Challenge:
Rewrite every line of the data below as a single numbered list, leaving out the blank lines.

Input:
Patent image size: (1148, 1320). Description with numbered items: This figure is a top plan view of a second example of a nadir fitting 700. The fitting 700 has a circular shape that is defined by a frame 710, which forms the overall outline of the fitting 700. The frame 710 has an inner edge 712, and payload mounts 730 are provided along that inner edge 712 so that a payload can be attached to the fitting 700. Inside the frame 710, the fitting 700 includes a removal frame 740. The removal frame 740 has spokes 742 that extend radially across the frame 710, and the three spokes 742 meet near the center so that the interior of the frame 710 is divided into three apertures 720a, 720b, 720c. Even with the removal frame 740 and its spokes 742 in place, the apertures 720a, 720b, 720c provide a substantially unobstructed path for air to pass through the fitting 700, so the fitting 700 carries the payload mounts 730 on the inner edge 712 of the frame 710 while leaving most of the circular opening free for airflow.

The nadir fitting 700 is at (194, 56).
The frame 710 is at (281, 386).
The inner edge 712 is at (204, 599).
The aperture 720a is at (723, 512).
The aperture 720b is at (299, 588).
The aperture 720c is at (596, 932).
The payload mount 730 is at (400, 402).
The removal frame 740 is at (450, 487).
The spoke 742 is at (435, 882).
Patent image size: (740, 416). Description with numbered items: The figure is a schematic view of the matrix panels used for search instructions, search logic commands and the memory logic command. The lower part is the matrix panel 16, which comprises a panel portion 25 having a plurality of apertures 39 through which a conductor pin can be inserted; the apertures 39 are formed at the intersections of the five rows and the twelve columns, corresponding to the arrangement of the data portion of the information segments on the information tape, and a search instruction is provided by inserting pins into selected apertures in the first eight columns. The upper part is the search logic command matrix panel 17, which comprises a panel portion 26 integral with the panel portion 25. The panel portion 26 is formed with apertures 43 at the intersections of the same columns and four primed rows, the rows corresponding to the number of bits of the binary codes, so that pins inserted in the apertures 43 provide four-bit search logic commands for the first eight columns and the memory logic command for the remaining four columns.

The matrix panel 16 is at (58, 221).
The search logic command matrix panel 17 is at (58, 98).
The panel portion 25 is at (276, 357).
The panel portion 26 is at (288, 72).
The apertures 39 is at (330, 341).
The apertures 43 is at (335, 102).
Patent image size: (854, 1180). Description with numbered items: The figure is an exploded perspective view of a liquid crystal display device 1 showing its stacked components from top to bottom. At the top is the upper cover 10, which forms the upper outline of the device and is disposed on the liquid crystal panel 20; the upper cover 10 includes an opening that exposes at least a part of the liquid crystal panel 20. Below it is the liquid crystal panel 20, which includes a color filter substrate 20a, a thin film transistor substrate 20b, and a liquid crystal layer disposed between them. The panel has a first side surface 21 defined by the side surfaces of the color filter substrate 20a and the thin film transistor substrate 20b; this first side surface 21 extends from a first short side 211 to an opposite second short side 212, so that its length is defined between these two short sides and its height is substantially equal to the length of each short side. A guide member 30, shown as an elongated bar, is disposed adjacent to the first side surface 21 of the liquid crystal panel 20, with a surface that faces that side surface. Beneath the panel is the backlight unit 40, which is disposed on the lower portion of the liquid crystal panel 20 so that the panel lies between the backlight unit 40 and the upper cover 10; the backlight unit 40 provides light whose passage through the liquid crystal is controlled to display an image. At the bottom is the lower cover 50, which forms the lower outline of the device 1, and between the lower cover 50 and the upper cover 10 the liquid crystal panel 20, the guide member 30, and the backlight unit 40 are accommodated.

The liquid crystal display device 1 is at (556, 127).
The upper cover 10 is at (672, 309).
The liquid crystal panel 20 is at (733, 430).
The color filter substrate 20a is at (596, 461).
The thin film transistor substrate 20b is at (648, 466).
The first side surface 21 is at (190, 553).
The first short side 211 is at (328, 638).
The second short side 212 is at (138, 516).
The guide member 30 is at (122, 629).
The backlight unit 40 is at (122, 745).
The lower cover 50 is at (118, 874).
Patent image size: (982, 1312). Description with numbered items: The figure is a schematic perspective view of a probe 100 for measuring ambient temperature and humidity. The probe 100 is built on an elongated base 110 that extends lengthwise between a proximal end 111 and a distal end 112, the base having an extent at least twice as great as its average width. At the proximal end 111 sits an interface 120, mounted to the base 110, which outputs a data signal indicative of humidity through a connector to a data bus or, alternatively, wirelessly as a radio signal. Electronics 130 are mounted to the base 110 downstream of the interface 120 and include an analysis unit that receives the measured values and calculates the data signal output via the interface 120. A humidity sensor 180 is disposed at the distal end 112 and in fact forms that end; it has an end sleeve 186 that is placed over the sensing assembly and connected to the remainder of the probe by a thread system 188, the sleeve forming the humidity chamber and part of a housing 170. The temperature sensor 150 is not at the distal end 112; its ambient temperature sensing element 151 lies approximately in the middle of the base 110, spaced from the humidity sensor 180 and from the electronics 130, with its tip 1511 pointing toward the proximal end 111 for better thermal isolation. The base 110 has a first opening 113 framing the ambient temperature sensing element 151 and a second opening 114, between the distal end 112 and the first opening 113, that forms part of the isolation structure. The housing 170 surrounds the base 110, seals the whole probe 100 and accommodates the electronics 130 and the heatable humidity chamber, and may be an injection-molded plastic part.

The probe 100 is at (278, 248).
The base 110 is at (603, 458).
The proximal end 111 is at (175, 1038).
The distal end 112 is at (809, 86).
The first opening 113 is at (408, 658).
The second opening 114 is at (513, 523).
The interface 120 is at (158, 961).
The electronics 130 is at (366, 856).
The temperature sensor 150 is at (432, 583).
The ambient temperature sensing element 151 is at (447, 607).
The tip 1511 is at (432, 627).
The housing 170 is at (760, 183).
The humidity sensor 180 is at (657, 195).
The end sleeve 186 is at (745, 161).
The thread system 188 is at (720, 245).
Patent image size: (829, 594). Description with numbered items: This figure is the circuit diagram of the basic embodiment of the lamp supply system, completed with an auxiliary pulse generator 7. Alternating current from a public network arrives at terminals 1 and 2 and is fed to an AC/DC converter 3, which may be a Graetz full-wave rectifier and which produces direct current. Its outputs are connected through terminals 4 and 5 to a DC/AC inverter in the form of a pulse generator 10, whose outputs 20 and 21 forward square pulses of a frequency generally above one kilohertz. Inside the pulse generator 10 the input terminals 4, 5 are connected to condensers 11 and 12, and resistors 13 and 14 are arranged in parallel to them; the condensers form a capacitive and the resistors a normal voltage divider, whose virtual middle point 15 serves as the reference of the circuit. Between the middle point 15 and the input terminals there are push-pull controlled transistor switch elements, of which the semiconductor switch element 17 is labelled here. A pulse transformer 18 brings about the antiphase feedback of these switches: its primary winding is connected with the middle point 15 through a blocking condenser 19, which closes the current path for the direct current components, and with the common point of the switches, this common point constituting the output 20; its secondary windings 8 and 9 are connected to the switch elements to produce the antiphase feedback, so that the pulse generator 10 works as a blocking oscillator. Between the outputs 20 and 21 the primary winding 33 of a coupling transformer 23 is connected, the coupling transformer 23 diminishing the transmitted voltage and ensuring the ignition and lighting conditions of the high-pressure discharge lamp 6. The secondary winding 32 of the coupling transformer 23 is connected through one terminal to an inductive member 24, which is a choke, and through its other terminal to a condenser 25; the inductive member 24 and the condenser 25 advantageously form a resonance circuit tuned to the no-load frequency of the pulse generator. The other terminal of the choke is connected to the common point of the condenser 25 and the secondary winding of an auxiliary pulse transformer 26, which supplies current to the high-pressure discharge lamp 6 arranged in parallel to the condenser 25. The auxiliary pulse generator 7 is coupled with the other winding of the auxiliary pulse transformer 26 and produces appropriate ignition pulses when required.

Solution:
1. Patent image size: (1148, 1320). Description with numbered items: This figure is a top plan view of a second example of a nadir fitting 700. The fitting 700 has a circular shape that is defined by a frame 710, which forms the overall outline of the fitting 700. The frame 710 has an inner edge 712, and payload mounts 730 are provided along that inner edge 712 so that a payload can be attached to the fitting 700. Inside the frame 710, the fitting 700 includes a removal frame 740. The removal frame 740 has spokes 742 that extend radially across the frame 710, and the three spokes 742 meet near the center so that the interior of the frame 710 is divided into three apertures 720a, 720b, 720c. Even with the removal frame 740 and its spokes 742 in place, the apertures 720a, 720b, 720c provide a substantially unobstructed path for air to pass through the fitting 700, so the fitting 700 carries the payload mounts 730 on the inner edge 712 of the frame 710 while leaving most of the circular opening free for airflow.
2. The nadir fitting 700 is at (194, 56).
3. The frame 710 is at (281, 386).
4. The inner edge 712 is at (204, 599).
5. The aperture 720a is at (723, 512).
6. The aperture 720b is at (299, 588).
7. The aperture 720c is at (596, 932).
8. The payload mount 730 is at (400, 402).
9. The removal frame 740 is at (450, 487).
10. The spoke 742 is at (435, 882).
11. Patent image size: (740, 416). Description with numbered items: The figure is a schematic view of the matrix panels used for search instructions, search logic commands and the memory logic command. The lower part is the matrix panel 16, which comprises a panel portion 25 having a plurality of apertures 39 through which a conductor pin can be inserted; the apertures 39 are formed at the intersections of the five rows and the twelve columns, corresponding to the arrangement of the data portion of the information segments on the information tape, and a search instruction is provided by inserting pins into selected apertures in the first eight columns. The upper part is the search logic command matrix panel 17, which comprises a panel portion 26 integral with the panel portion 25. The panel portion 26 is formed with apertures 43 at the intersections of the same columns and four primed rows, the rows corresponding to the number of bits of the binary codes, so that pins inserted in the apertures 43 provide four-bit search logic commands for the first eight columns and the memory logic command for the remaining four columns.
12. The matrix panel 16 is at (58, 221).
13. The search logic command matrix panel 17 is at (58, 98).
14. The panel portion 25 is at (276, 357).
15. The panel portion 26 is at (288, 72).
16. The apertures 39 is at (330, 341).
17. The apertures 43 is at (335, 102).
18. Patent image size: (854, 1180). Description with numbered items: The figure is an exploded perspective view of a liquid crystal display device 1 showing its stacked components from top to bottom. At the top is the upper cover 10, which forms the upper outline of the device and is disposed on the liquid crystal panel 20; the upper cover 10 includes an opening that exposes at least a part of the liquid crystal panel 20. Below it is the liquid crystal panel 20, which includes a color filter substrate 20a, a thin film transistor substrate 20b, and a liquid crystal layer disposed between them. The panel has a first side surface 21 defined by the side surfaces of the color filter substrate 20a and the thin film transistor substrate 20b; this first side surface 21 extends from a first short side 211 to an opposite second short side 212, so that its length is defined between these two short sides and its height is substantially equal to the length of each short side. A guide member 30, shown as an elongated bar, is disposed adjacent to the first side surface 21 of the liquid crystal panel 20, with a surface that faces that side surface. Beneath the panel is the backlight unit 40, which is disposed on the lower portion of the liquid crystal panel 20 so that the panel lies between the backlight unit 40 and the upper cover 10; the backlight unit 40 provides light whose passage through the liquid crystal is controlled to display an image. At the bottom is the lower cover 50, which forms the lower outline of the device 1, and between the lower cover 50 and the upper cover 10 the liquid crystal panel 20, the guide member 30, and the backlight unit 40 are accommodated.
19. The liquid crystal display device 1 is at (556, 127).
20. The upper cover 10 is at (672, 309).
21. The liquid crystal panel 20 is at (733, 430).
22. The color filter substrate 20a is at (596, 461).
23. The thin film transistor substrate 20b is at (648, 466).
24. The first side surface 21 is at (190, 553).
25. The first short side 211 is at (328, 638).
26. The second short side 212 is at (138, 516).
27. The guide member 30 is at (122, 629).
28. The backlight unit 40 is at (122, 745).
29. The lower cover 50 is at (118, 874).
30. Patent image size: (982, 1312). Description with numbered items: The figure is a schematic perspective view of a probe 100 for measuring ambient temperature and humidity. The probe 100 is built on an elongated base 110 that extends lengthwise between a proximal end 111 and a distal end 112, the base having an extent at least twice as great as its average width. At the proximal end 111 sits an interface 120, mounted to the base 110, which outputs a data signal indicative of humidity through a connector to a data bus or, alternatively, wirelessly as a radio signal. Electronics 130 are mounted to the base 110 downstream of the interface 120 and include an analysis unit that receives the measured values and calculates the data signal output via the interface 120. A humidity sensor 180 is disposed at the distal end 112 and in fact forms that end; it has an end sleeve 186 that is placed over the sensing assembly and connected to the remainder of the probe by a thread system 188, the sleeve forming the humidity chamber and part of a housing 170. The temperature sensor 150 is not at the distal end 112; its ambient temperature sensing element 151 lies approximately in the middle of the base 110, spaced from the humidity sensor 180 and from the electronics 130, with its tip 1511 pointing toward the proximal end 111 for better thermal isolation. The base 110 has a first opening 113 framing the ambient temperature sensing element 151 and a second opening 114, between the distal end 112 and the first opening 113, that forms part of the isolation structure. The housing 170 surrounds the base 110, seals the whole probe 100 and accommodates the electronics 130 and the heatable humidity chamber, and may be an injection-molded plastic part.
31. The probe 100 is at (278, 248).
32. The base 110 is at (603, 458).
33. The proximal end 111 is at (175, 1038).
34. The distal end 112 is at (809, 86).
35. The first opening 113 is at (408, 658).
36. The second opening 114 is at (513, 523).
37. The interface 120 is at (158, 961).
38. The electronics 130 is at (366, 856).
39. The temperature sensor 150 is at (432, 583).
40. The ambient temperature sensing element 151 is at (447, 607).
41. The tip 1511 is at (432, 627).
42. The housing 170 is at (760, 183).
43. The humidity sensor 180 is at (657, 195).
44. The end sleeve 186 is at (745, 161).
45. The thread system 188 is at (720, 245).
46. Patent image size: (829, 594). Description with numbered items: This figure is the circuit diagram of the basic embodiment of the lamp supply system, completed with an auxiliary pulse generator 7. Alternating current from a public network arrives at terminals 1 and 2 and is fed to an AC/DC converter 3, which may be a Graetz full-wave rectifier and which produces direct current. Its outputs are connected through terminals 4 and 5 to a DC/AC inverter in the form of a pulse generator 10, whose outputs 20 and 21 forward square pulses of a frequency generally above one kilohertz. Inside the pulse generator 10 the input terminals 4, 5 are connected to condensers 11 and 12, and resistors 13 and 14 are arranged in parallel to them; the condensers form a capacitive and the resistors a normal voltage divider, whose virtual middle point 15 serves as the reference of the circuit. Between the middle point 15 and the input terminals there are push-pull controlled transistor switch elements, of which the semiconductor switch element 17 is labelled here. A pulse transformer 18 brings about the antiphase feedback of these switches: its primary winding is connected with the middle point 15 through a blocking condenser 19, which closes the current path for the direct current components, and with the common point of the switches, this common point constituting the output 20; its secondary windings 8 and 9 are connected to the switch elements to produce the antiphase feedback, so that the pulse generator 10 works as a blocking oscillator. Between the outputs 20 and 21 the primary winding 33 of a coupling transformer 23 is connected, the coupling transformer 23 diminishing the transmitted voltage and ensuring the ignition and lighting conditions of the high-pressure discharge lamp 6. The secondary winding 32 of the coupling transformer 23 is connected through one terminal to an inductive member 24, which is a choke, and through its other terminal to a condenser 25; the inductive member 24 and the condenser 25 advantageously form a resonance circuit tuned to the no-load frequency of the pulse generator. The other terminal of the choke is connected to the common point of the condenser 25 and the secondary winding of an auxiliary pulse transformer 26, which supplies current to the high-pressure discharge lamp 6 arranged in parallel to the condenser 25. The auxiliary pulse generator 7 is coupled with the other winding of the auxiliary pulse transformer 26 and produces appropriate ignition pulses when required.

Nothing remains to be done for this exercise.